Collected data entries:
:::
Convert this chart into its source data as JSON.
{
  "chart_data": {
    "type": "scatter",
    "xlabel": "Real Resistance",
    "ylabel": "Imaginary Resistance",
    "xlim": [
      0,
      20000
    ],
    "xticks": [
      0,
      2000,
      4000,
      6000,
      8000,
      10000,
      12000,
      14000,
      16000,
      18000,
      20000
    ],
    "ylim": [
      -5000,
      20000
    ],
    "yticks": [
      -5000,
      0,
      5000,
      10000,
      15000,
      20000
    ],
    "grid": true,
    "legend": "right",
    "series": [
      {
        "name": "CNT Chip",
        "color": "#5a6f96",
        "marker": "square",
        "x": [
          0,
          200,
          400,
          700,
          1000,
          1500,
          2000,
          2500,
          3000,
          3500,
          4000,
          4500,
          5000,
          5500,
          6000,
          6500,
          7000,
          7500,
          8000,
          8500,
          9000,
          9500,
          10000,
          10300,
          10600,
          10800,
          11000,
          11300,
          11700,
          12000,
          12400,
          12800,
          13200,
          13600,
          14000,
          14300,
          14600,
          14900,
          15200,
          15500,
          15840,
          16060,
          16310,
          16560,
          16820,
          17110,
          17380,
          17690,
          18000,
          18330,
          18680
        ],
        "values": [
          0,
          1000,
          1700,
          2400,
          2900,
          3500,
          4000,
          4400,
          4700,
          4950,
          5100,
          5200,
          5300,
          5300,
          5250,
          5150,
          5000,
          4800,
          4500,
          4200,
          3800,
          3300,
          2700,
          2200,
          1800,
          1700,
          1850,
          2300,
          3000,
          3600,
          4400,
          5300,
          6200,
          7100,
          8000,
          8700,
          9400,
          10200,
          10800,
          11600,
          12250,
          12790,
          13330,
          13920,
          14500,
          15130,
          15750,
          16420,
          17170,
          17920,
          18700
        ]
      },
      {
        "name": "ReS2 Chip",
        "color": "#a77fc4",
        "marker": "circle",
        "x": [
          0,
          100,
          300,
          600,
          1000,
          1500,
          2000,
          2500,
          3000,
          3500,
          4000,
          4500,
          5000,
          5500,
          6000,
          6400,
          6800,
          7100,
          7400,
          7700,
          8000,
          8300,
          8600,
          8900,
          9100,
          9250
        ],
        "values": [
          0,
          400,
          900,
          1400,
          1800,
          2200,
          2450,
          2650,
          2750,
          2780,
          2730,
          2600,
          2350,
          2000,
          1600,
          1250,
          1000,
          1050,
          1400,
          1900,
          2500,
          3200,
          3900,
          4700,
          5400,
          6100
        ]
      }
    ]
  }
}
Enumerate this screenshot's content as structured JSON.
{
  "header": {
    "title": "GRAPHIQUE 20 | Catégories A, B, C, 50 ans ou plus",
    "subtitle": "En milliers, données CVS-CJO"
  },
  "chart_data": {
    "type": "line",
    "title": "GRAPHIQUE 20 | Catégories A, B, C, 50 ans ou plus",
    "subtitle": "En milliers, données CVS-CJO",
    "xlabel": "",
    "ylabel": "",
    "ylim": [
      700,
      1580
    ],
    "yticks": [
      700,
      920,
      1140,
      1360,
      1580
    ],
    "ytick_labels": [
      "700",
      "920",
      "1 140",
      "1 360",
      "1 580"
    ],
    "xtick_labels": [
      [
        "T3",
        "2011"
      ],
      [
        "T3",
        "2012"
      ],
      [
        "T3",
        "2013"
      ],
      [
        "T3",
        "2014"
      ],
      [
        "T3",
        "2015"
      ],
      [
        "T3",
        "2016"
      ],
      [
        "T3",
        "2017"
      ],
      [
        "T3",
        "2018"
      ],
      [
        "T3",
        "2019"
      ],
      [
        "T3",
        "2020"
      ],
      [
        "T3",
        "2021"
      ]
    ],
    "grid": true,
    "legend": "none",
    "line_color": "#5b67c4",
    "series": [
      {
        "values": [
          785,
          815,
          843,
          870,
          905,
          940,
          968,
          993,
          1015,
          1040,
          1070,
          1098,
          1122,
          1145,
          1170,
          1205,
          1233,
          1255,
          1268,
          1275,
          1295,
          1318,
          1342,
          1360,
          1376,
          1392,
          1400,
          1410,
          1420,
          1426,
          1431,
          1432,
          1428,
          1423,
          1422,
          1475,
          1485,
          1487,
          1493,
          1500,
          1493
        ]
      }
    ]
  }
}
:::
→ Work required: Type the whole listing again, unaltered.

→ The response:
Convert this chart into its source data as JSON.
{
  "chart_data": {
    "type": "scatter",
    "xlabel": "Real Resistance",
    "ylabel": "Imaginary Resistance",
    "xlim": [
      0,
      20000
    ],
    "xticks": [
      0,
      2000,
      4000,
      6000,
      8000,
      10000,
      12000,
      14000,
      16000,
      18000,
      20000
    ],
    "ylim": [
      -5000,
      20000
    ],
    "yticks": [
      -5000,
      0,
      5000,
      10000,
      15000,
      20000
    ],
    "grid": true,
    "legend": "right",
    "series": [
      {
        "name": "CNT Chip",
        "color": "#5a6f96",
        "marker": "square",
        "x": [
          0,
          200,
          400,
          700,
          1000,
          1500,
          2000,
          2500,
          3000,
          3500,
          4000,
          4500,
          5000,
          5500,
          6000,
          6500,
          7000,
          7500,
          8000,
          8500,
          9000,
          9500,
          10000,
          10300,
          10600,
          10800,
          11000,
          11300,
          11700,
          12000,
          12400,
          12800,
          13200,
          13600,
          14000,
          14300,
          14600,
          14900,
          15200,
          15500,
          15840,
          16060,
          16310,
          16560,
          16820,
          17110,
          17380,
          17690,
          18000,
          18330,
          18680
        ],
        "values": [
          0,
          1000,
          1700,
          2400,
          2900,
          3500,
          4000,
          4400,
          4700,
          4950,
          5100,
          5200,
          5300,
          5300,
          5250,
          5150,
          5000,
          4800,
          4500,
          4200,
          3800,
          3300,
          2700,
          2200,
          1800,
          1700,
          1850,
          2300,
          3000,
          3600,
          4400,
          5300,
          6200,
          7100,
          8000,
          8700,
          9400,
          10200,
          10800,
          11600,
          12250,
          12790,
          13330,
          13920,
          14500,
          15130,
          15750,
          16420,
          17170,
          17920,
          18700
        ]
      },
      {
        "name": "ReS2 Chip",
        "color": "#a77fc4",
        "marker": "circle",
        "x": [
          0,
          100,
          300,
          600,
          1000,
          1500,
          2000,
          2500,
          3000,
          3500,
          4000,
          4500,
          5000,
          5500,
          6000,
          6400,
          6800,
          7100,
          7400,
          7700,
          8000,
          8300,
          8600,
          8900,
          9100,
          9250
        ],
        "values": [
          0,
          400,
          900,
          1400,
          1800,
          2200,
          2450,
          2650,
          2750,
          2780,
          2730,
          2600,
          2350,
          2000,
          1600,
          1250,
          1000,
          1050,
          1400,
          1900,
          2500,
          3200,
          3900,
          4700,
          5400,
          6100
        ]
      }
    ]
  }
}
Enumerate this screenshot's content as structured JSON.
{
  "header": {
    "title": "GRAPHIQUE 20 | Catégories A, B, C, 50 ans ou plus",
    "subtitle": "En milliers, données CVS-CJO"
  },
  "chart_data": {
    "type": "line",
    "title": "GRAPHIQUE 20 | Catégories A, B, C, 50 ans ou plus",
    "subtitle": "En milliers, données CVS-CJO",
    "xlabel": "",
    "ylabel": "",
    "ylim": [
      700,
      1580
    ],
    "yticks": [
      700,
      920,
      1140,
      1360,
      1580
    ],
    "ytick_labels": [
      "700",
      "920",
      "1 140",
      "1 360",
      "1 580"
    ],
    "xtick_labels": [
      [
        "T3",
        "2011"
      ],
      [
        "T3",
        "2012"
      ],
      [
        "T3",
        "2013"
      ],
      [
        "T3",
        "2014"
      ],
      [
        "T3",
        "2015"
      ],
      [
        "T3",
        "2016"
      ],
      [
        "T3",
        "2017"
      ],
      [
        "T3",
        "2018"
      ],
      [
        "T3",
        "2019"
      ],
      [
        "T3",
        "2020"
      ],
      [
        "T3",
        "2021"
      ]
    ],
    "grid": true,
    "legend": "none",
    "line_color": "#5b67c4",
    "series": [
      {
        "values": [
          785,
          815,
          843,
          870,
          905,
          940,
          968,
          993,
          1015,
          1040,
          1070,
          1098,
          1122,
          1145,
          1170,
          1205,
          1233,
          1255,
          1268,
          1275,
          1295,
          1318,
          1342,
          1360,
          1376,
          1392,
          1400,
          1410,
          1420,
          1426,
          1431,
          1432,
          1428,
          1423,
          1422,
          1475,
          1485,
          1487,
          1493,
          1500,
          1493
        ]
      }
    ]
  }
}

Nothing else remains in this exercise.